## Given task
Below are records. Copy every line with "Syllabus" in it.

A block of data:
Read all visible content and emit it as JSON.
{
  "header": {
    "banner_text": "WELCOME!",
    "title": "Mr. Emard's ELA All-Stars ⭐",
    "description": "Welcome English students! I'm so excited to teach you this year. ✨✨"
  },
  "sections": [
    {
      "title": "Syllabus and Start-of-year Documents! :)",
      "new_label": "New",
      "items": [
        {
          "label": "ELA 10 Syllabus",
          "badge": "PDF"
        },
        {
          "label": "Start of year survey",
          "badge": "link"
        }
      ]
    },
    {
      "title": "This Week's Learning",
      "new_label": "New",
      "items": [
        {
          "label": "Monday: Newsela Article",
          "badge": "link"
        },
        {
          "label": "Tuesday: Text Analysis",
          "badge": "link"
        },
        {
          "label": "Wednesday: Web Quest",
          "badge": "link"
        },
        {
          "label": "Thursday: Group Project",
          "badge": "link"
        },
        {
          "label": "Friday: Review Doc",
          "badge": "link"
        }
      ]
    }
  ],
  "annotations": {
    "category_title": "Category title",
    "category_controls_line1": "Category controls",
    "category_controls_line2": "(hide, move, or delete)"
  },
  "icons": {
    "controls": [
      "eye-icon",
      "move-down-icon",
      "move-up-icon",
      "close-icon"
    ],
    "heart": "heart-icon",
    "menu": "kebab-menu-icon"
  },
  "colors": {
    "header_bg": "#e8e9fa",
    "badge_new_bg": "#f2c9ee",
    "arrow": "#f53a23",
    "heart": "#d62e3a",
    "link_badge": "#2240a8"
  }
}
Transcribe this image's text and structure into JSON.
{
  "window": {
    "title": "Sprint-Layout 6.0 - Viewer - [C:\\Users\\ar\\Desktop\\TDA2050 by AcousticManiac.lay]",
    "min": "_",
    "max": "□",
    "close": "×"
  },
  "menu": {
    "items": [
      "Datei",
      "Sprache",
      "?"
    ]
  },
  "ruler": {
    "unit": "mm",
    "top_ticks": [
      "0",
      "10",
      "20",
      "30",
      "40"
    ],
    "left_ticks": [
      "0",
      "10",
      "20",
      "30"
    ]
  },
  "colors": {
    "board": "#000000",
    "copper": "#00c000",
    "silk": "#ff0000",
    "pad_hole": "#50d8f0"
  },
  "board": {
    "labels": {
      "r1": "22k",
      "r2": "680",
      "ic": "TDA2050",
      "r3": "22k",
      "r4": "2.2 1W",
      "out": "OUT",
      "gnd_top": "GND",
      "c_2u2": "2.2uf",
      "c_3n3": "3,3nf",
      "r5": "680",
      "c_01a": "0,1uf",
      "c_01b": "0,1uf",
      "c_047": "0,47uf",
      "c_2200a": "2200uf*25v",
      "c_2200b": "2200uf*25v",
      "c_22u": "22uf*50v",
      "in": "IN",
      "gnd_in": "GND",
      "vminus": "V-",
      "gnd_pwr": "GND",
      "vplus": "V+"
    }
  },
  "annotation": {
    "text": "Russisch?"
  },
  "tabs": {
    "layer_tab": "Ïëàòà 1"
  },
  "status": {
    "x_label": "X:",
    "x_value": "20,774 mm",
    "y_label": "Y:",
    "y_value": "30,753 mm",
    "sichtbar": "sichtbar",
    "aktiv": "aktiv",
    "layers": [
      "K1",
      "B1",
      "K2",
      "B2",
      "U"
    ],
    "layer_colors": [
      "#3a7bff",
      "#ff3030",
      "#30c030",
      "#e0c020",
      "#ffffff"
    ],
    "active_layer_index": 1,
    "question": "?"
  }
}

## Task result
      "title": "Syllabus and Start-of-year Documents! :)",
          "label": "ELA 10 Syllabus",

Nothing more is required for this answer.